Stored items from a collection
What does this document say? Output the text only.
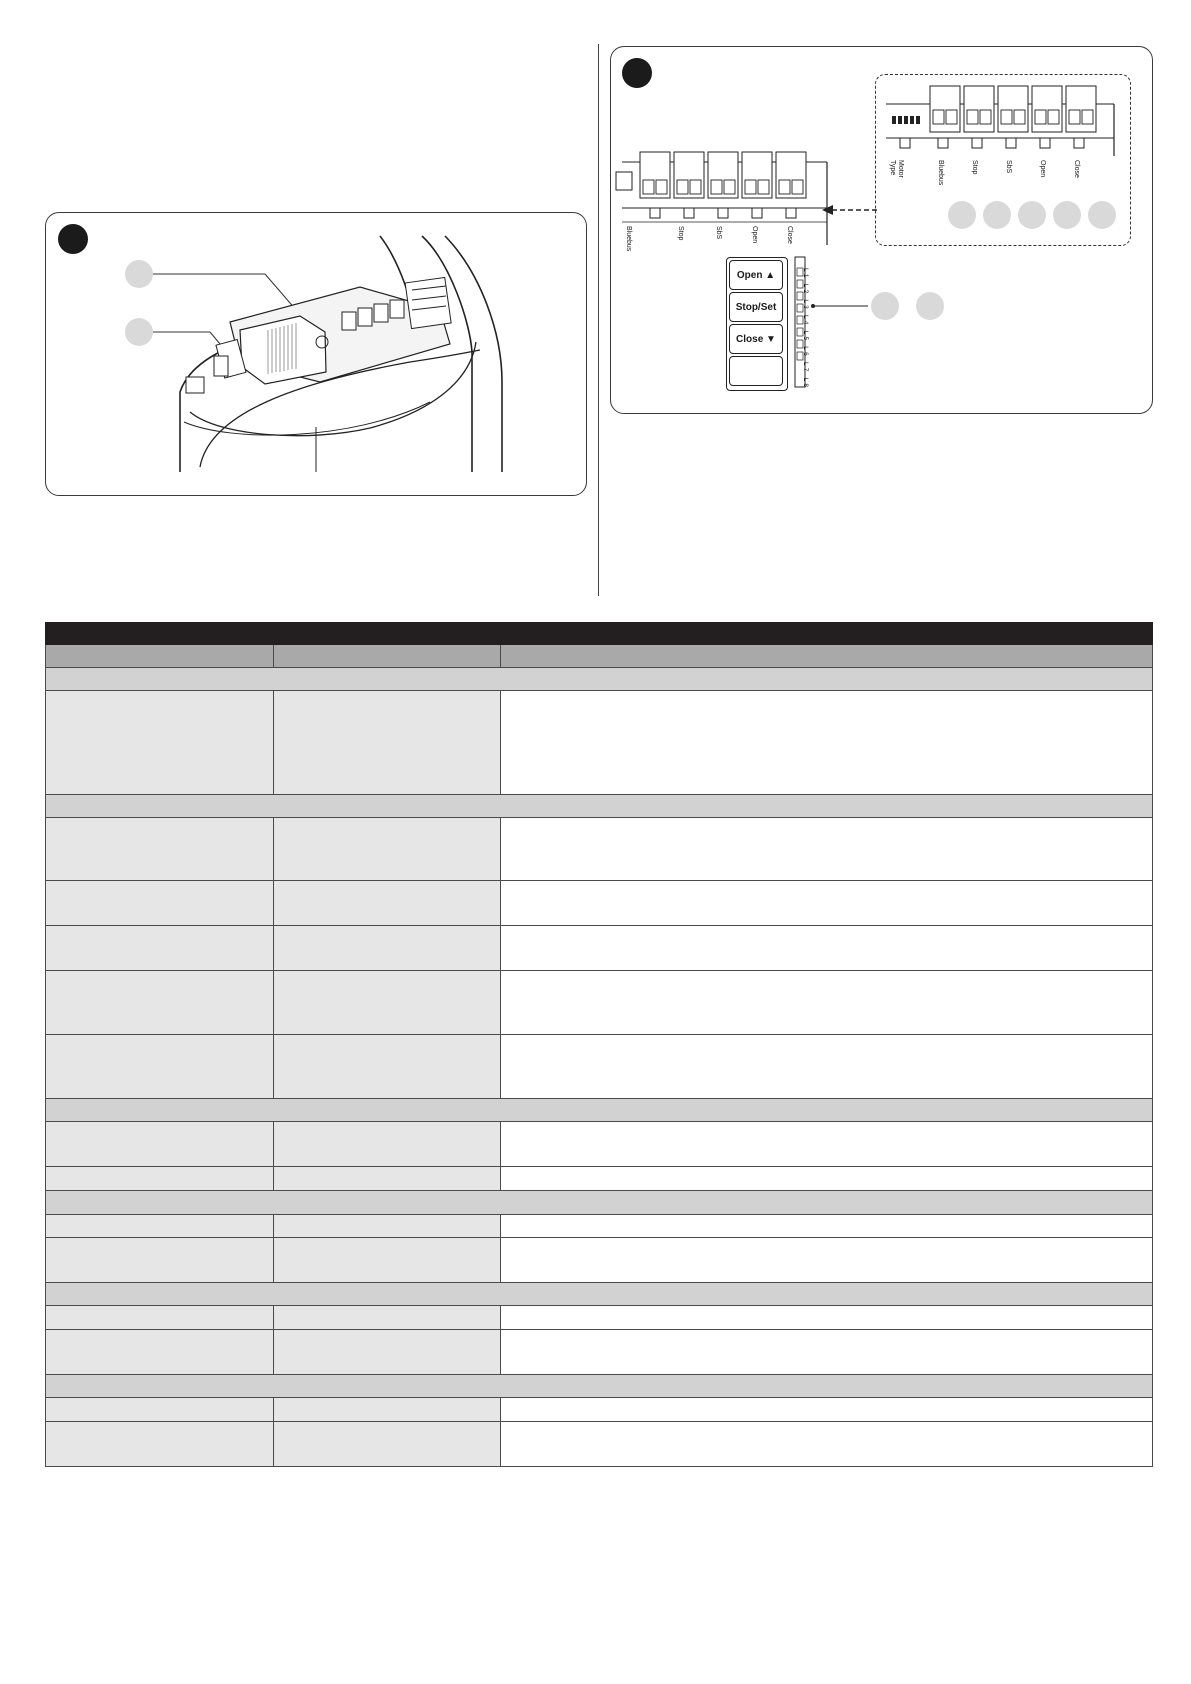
Bluebus	Stop	SbS	Open	Close
Open ▲
Stop/Set
Close ▼
L1 L2 L3 L4 L5 L6 L7 L8
Motor Type	Bluebus	Stop	SbS	Open	Close
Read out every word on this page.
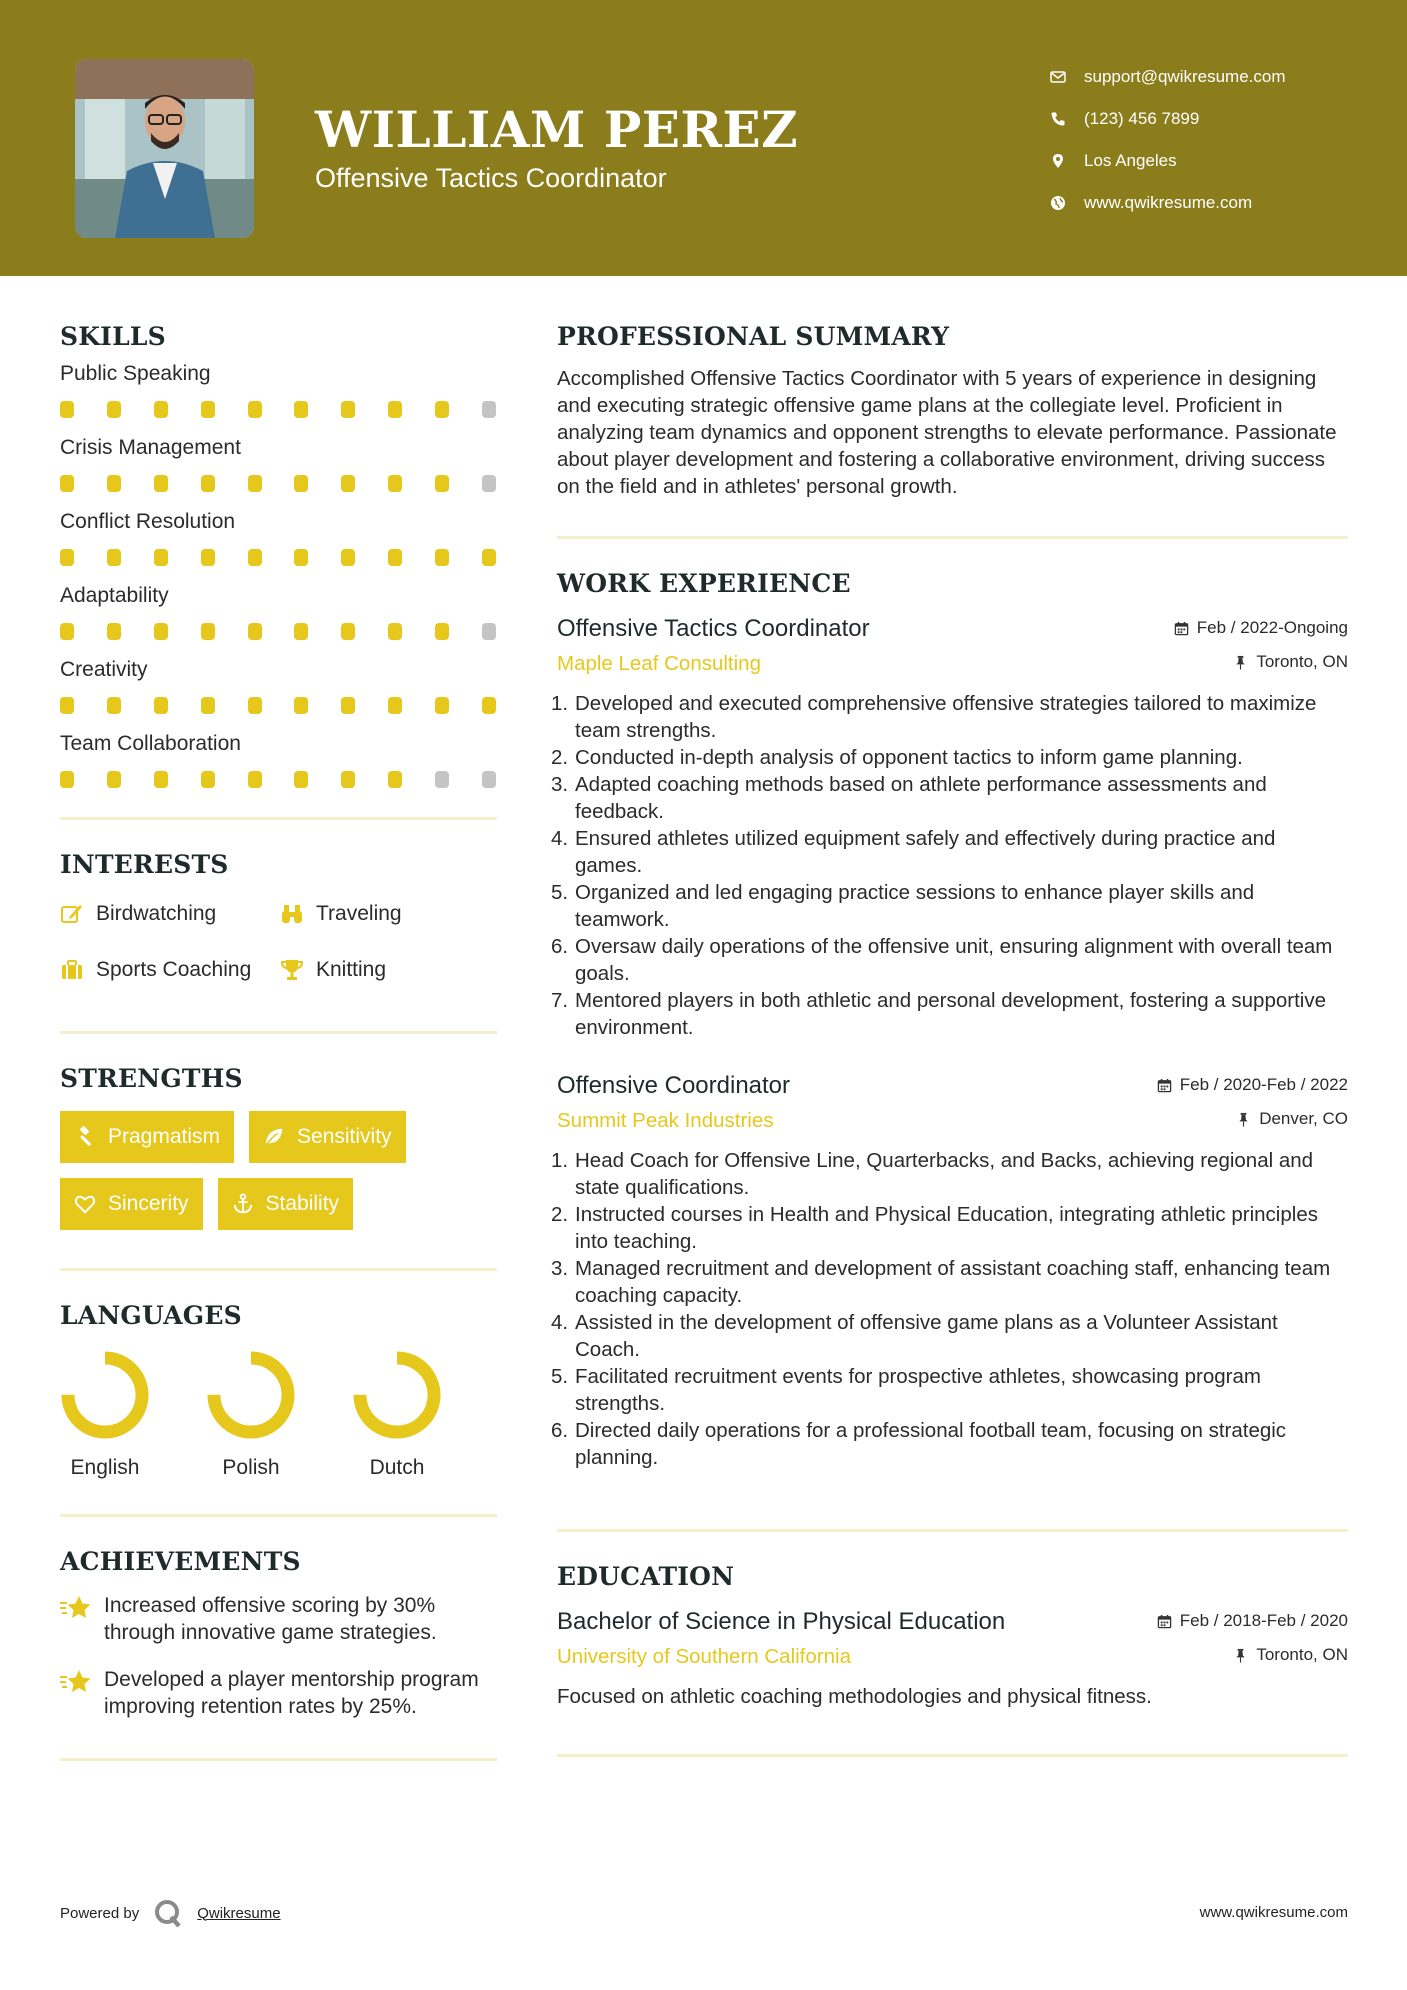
WILLIAM PEREZ
Offensive Tactics Coordinator
support@qwikresume.com
(123) 456 7899
Los Angeles
www.qwikresume.com
SKILLS
Public Speaking
Crisis Management
Conflict Resolution
Adaptability
Creativity
Team Collaboration
INTERESTS
Birdwatching	Traveling
Sports Coaching	Knitting
STRENGTHS
Pragmatism	Sensitivity
Sincerity	Stability
LANGUAGES
English	Polish	Dutch
ACHIEVEMENTS
Increased offensive scoring by 30% through innovative game strategies.
Developed a player mentorship program improving retention rates by 25%.
PROFESSIONAL SUMMARY
Accomplished Offensive Tactics Coordinator with 5 years of experience in designing and executing strategic offensive game plans at the collegiate level. Proficient in analyzing team dynamics and opponent strengths to elevate performance. Passionate about player development and fostering a collaborative environment, driving success on the field and in athletes' personal growth.
WORK EXPERIENCE
Offensive Tactics Coordinator	Feb / 2022-Ongoing
Maple Leaf Consulting	Toronto, ON
1. Developed and executed comprehensive offensive strategies tailored to maximize team strengths.
2. Conducted in-depth analysis of opponent tactics to inform game planning.
3. Adapted coaching methods based on athlete performance assessments and feedback.
4. Ensured athletes utilized equipment safely and effectively during practice and games.
5. Organized and led engaging practice sessions to enhance player skills and teamwork.
6. Oversaw daily operations of the offensive unit, ensuring alignment with overall team goals.
7. Mentored players in both athletic and personal development, fostering a supportive environment.
Offensive Coordinator	Feb / 2020-Feb / 2022
Summit Peak Industries	Denver, CO
1. Head Coach for Offensive Line, Quarterbacks, and Backs, achieving regional and state qualifications.
2. Instructed courses in Health and Physical Education, integrating athletic principles into teaching.
3. Managed recruitment and development of assistant coaching staff, enhancing team coaching capacity.
4. Assisted in the development of offensive game plans as a Volunteer Assistant Coach.
5. Facilitated recruitment events for prospective athletes, showcasing program strengths.
6. Directed daily operations for a professional football team, focusing on strategic planning.
EDUCATION
Bachelor of Science in Physical Education	Feb / 2018-Feb / 2020
University of Southern California	Toronto, ON
Focused on athletic coaching methodologies and physical fitness.
Powered by	Qwikresume	www.qwikresume.com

# What you are asked to do:
Please repeat the entries exactly. Do not include the pictures.

# Expected output:
What does this document say? Output the text only.
Bluebus	Stop	SbS	Open	Close
Open ▲
Stop/Set
Close ▼
L1 L2 L3 L4 L5 L6 L7 L8
Motor Type	Bluebus	Stop	SbS	Open	Close
Read out every word on this page.
WILLIAM PEREZ
Offensive Tactics Coordinator
support@qwikresume.com
(123) 456 7899
Los Angeles
www.qwikresume.com
SKILLS
Public Speaking
Crisis Management
Conflict Resolution
Adaptability
Creativity
Team Collaboration
INTERESTS
Birdwatching	Traveling
Sports Coaching	Knitting
STRENGTHS
Pragmatism	Sensitivity
Sincerity	Stability
LANGUAGES
English	Polish	Dutch
ACHIEVEMENTS
Increased offensive scoring by 30% through innovative game strategies.
Developed a player mentorship program improving retention rates by 25%.
PROFESSIONAL SUMMARY
Accomplished Offensive Tactics Coordinator with 5 years of experience in designing and executing strategic offensive game plans at the collegiate level. Proficient in analyzing team dynamics and opponent strengths to elevate performance. Passionate about player development and fostering a collaborative environment, driving success on the field and in athletes' personal growth.
WORK EXPERIENCE
Offensive Tactics Coordinator	Feb / 2022-Ongoing
Maple Leaf Consulting	Toronto, ON
1. Developed and executed comprehensive offensive strategies tailored to maximize team strengths.
2. Conducted in-depth analysis of opponent tactics to inform game planning.
3. Adapted coaching methods based on athlete performance assessments and feedback.
4. Ensured athletes utilized equipment safely and effectively during practice and games.
5. Organized and led engaging practice sessions to enhance player skills and teamwork.
6. Oversaw daily operations of the offensive unit, ensuring alignment with overall team goals.
7. Mentored players in both athletic and personal development, fostering a supportive environment.
Offensive Coordinator	Feb / 2020-Feb / 2022
Summit Peak Industries	Denver, CO
1. Head Coach for Offensive Line, Quarterbacks, and Backs, achieving regional and state qualifications.
2. Instructed courses in Health and Physical Education, integrating athletic principles into teaching.
3. Managed recruitment and development of assistant coaching staff, enhancing team coaching capacity.
4. Assisted in the development of offensive game plans as a Volunteer Assistant Coach.
5. Facilitated recruitment events for prospective athletes, showcasing program strengths.
6. Directed daily operations for a professional football team, focusing on strategic planning.
EDUCATION
Bachelor of Science in Physical Education	Feb / 2018-Feb / 2020
University of Southern California	Toronto, ON
Focused on athletic coaching methodologies and physical fitness.
Powered by	Qwikresume	www.qwikresume.com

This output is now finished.